Es una muestra de lo que somos. Sin duda podemos ser ocurridos, pero los japoneses son limpios y ordenados. Ellos han superado su propia circunstancia de ser un archipiélago cuyos recursos naturales van a la zaga de su gran población. Deben ser ingeniosos y frugales, obtener el mayor provecho de lo que tienen y practicar virtudes humanas que requieren, como quería Aristóteles, dominar los impulsos con sacrificio renunciando a lo fácil y cómodo. Al egoísmo.

Tienen una admirable solidaridad y progresan. Lo mismo podría afirmarse de Corea del Sur. ¿Será que la ética de los asiáticos, las enseñanzas de Confucio y Lao Tsé son superiores y más eficientes para las sociedades, para vivir en comunidad y para venerar a los padres y respetarlos a ellos y a todos los demás? El respeto es el mayor valor de la democracia, según lo sostuvo Pericles en su famoso Discurso del Funeral.

Los chinos afirman haber controlado la pandemia. La región donde afloró el virus fue encerrada con estricta manu militari. Políticamente, China es una dictadura del Partido Comunista cuya cabeza visible es Xi Jinping. Las órdenes se cumplen a rajatabla y las libertades se suprimen mientras la emergencia lo requiera. Allá no se ven grupos de personas vestidas deportivamente, o semidesnudas, jugando naipe en las calles y bebiendo cerveza y licores. Para ellos, bróder, para los panas del barrio, no existe el toque de queda y les dan risa las órdenes de las autoridades. Si mucho los molestan, formarán un grupo para “defender” sus derechos de la acción policial, agredir a los policías u organizar una manifestación que algún político apoyará.

Muchos usan la pobreza como argumento para: a) no trabajar y cobrar las ayudas y bonos públicos; b) incumplir las leyes y ordenanzas; c) atacar a las fuerzas del orden cuando tratan de hacer cumplir las normas obligatorias; d) creer que su pobreza (real o fingida) les exime de cualquier obligación y valor de convivencia social.

Estas malas acciones fácilmente se convierten en hábitos y al ser repetidos constantemente, forman la costumbre: “longa inveterata consuetudo”, como la definían los romanos. La manera de ser. “Yo soy así” dicen los necios para justificar algún mal hábito, como si tal manera de ser fuera la perfecta y no admiten posibilidad de error. Saben que hacen mal, pero así se justifican, cerrando la posibilidad de mejorar.

ENTRADAS PROPORCIONADAS
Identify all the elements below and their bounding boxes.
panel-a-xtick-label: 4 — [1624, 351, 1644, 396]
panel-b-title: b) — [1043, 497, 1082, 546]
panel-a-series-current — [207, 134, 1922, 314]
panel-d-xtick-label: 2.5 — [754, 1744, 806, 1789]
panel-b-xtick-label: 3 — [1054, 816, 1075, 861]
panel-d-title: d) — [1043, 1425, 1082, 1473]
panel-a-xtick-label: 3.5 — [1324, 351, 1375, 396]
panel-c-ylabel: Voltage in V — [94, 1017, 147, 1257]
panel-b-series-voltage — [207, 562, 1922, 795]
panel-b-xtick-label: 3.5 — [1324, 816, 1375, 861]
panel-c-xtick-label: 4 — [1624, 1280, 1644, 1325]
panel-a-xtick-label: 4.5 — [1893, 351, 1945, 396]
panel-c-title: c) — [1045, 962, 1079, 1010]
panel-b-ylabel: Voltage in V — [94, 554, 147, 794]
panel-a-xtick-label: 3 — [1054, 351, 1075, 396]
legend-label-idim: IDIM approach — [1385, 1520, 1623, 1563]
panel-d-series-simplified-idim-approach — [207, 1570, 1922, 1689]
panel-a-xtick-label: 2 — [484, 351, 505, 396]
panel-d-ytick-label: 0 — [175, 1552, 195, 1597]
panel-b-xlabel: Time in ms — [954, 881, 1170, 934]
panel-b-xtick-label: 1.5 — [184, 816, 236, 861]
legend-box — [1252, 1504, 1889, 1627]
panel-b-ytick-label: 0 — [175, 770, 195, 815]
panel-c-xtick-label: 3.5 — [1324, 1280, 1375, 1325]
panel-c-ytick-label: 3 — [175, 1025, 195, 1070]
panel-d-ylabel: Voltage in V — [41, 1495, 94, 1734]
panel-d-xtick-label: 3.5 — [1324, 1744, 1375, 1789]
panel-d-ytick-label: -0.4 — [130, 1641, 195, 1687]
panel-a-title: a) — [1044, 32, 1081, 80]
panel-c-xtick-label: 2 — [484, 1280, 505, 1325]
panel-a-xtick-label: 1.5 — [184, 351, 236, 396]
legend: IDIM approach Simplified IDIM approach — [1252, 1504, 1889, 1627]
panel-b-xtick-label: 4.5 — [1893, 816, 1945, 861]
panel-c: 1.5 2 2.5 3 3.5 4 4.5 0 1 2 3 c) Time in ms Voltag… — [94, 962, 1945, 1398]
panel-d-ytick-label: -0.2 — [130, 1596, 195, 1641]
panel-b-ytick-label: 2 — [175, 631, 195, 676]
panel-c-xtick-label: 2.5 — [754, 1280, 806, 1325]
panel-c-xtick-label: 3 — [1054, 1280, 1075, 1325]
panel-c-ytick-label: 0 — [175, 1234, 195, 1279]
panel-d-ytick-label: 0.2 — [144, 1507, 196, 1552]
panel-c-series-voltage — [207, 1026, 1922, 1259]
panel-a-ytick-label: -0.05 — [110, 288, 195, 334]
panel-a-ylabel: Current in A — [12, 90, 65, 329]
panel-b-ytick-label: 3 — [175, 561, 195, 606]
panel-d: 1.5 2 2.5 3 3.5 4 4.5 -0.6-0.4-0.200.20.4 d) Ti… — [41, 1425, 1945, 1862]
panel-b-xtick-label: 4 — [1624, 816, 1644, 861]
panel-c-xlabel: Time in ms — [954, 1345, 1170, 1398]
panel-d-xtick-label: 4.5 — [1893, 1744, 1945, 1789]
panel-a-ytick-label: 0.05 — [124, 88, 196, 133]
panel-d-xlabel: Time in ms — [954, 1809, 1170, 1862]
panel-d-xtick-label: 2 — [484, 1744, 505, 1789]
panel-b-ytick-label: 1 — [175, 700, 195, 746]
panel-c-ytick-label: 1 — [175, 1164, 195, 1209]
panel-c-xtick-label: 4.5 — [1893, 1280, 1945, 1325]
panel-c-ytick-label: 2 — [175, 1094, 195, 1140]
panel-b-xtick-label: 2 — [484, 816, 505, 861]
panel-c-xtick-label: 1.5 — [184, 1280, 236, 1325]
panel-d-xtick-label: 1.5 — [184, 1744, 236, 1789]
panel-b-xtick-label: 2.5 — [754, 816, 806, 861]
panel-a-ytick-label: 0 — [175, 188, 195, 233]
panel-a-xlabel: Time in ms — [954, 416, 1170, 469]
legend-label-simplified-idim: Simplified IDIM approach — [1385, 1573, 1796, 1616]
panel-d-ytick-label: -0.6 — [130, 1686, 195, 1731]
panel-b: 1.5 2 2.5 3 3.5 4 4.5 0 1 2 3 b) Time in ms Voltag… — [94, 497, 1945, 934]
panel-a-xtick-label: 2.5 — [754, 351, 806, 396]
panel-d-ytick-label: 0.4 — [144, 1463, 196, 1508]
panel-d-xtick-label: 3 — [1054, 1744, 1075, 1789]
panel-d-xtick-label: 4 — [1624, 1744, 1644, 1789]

APLIQUE LO LEÍDO
1. Según el bloque de texto, ¿quién sostuvo que el respeto es el mayor valor de la democracia y en qué discurso lo hizo?
2. Enumere todos los fines para los que, de acuerdo con el bloque de texto, muchos usan la pobreza como argumento.
3. Transcriba del bloque de texto el pasaje que va desde "Tienen una admirable" hasta "Discurso del Funeral.".
El listado constituye un material independiente del bloque de texto.

SOLUCIONES DEL EJERCICIO
1. Pericles, en su famoso Discurso del Funeral.

2.
- No trabajar y cobrar las ayudas y bonos públicos.
- Incumplir las leyes y ordenanzas.
- Atacar a las fuerzas del orden cuando tratan de hacer cumplir las normas obligatorias.
- Creer que su pobreza (real o fingida) les exime de cualquier obligación y valor de convivencia social.

3.
Tienen una admirable solidaridad y progresan. Lo mismo podría afirmarse de Corea del Sur. ¿Será que la ética de los asiáticos, las enseñanzas de Confucio y Lao Tsé son superiores y más eficientes para las sociedades, para vivir en comunidad y para venerar a los padres y respetarlos a ellos y a todos los demás? El respeto es el mayor valor de la democracia, según lo sostuvo Pericles en su famoso Discurso del Funeral.